[Problem statement] All entries should be output exactly as they stand.

Data items
☆ ☆ ☆ ☆
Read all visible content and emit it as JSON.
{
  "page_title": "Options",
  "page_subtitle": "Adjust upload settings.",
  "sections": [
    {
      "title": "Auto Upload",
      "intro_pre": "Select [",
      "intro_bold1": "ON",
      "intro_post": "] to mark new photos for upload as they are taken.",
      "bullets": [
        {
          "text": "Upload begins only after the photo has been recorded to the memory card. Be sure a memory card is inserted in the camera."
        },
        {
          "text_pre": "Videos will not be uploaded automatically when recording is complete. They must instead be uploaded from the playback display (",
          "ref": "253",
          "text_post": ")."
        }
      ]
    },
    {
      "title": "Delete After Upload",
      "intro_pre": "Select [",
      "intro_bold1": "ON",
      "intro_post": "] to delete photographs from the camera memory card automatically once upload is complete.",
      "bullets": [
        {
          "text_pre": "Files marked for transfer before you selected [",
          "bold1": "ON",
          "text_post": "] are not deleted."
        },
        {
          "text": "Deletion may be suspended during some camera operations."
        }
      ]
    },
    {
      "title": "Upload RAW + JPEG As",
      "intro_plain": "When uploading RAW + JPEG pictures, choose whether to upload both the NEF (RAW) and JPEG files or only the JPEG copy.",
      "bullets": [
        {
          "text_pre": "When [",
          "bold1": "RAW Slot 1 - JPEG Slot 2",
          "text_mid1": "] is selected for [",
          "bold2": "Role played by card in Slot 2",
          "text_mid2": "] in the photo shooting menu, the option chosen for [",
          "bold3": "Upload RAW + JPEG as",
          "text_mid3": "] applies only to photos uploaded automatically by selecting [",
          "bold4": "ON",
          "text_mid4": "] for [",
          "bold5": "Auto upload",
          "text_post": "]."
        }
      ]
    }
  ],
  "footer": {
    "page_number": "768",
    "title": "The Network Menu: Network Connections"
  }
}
☆ ☆ ☆ ☆
[Answer to the exercise]
Read all visible content and emit it as JSON.
{
  "page_title": "Options",
  "page_subtitle": "Adjust upload settings.",
  "sections": [
    {
      "title": "Auto Upload",
      "intro_pre": "Select [",
      "intro_bold1": "ON",
      "intro_post": "] to mark new photos for upload as they are taken.",
      "bullets": [
        {
          "text": "Upload begins only after the photo has been recorded to the memory card. Be sure a memory card is inserted in the camera."
        },
        {
          "text_pre": "Videos will not be uploaded automatically when recording is complete. They must instead be uploaded from the playback display (",
          "ref": "253",
          "text_post": ")."
        }
      ]
    },
    {
      "title": "Delete After Upload",
      "intro_pre": "Select [",
      "intro_bold1": "ON",
      "intro_post": "] to delete photographs from the camera memory card automatically once upload is complete.",
      "bullets": [
        {
          "text_pre": "Files marked for transfer before you selected [",
          "bold1": "ON",
          "text_post": "] are not deleted."
        },
        {
          "text": "Deletion may be suspended during some camera operations."
        }
      ]
    },
    {
      "title": "Upload RAW + JPEG As",
      "intro_plain": "When uploading RAW + JPEG pictures, choose whether to upload both the NEF (RAW) and JPEG files or only the JPEG copy.",
      "bullets": [
        {
          "text_pre": "When [",
          "bold1": "RAW Slot 1 - JPEG Slot 2",
          "text_mid1": "] is selected for [",
          "bold2": "Role played by card in Slot 2",
          "text_mid2": "] in the photo shooting menu, the option chosen for [",
          "bold3": "Upload RAW + JPEG as",
          "text_mid3": "] applies only to photos uploaded automatically by selecting [",
          "bold4": "ON",
          "text_mid4": "] for [",
          "bold5": "Auto upload",
          "text_post": "]."
        }
      ]
    }
  ],
  "footer": {
    "page_number": "768",
    "title": "The Network Menu: Network Connections"
  }
}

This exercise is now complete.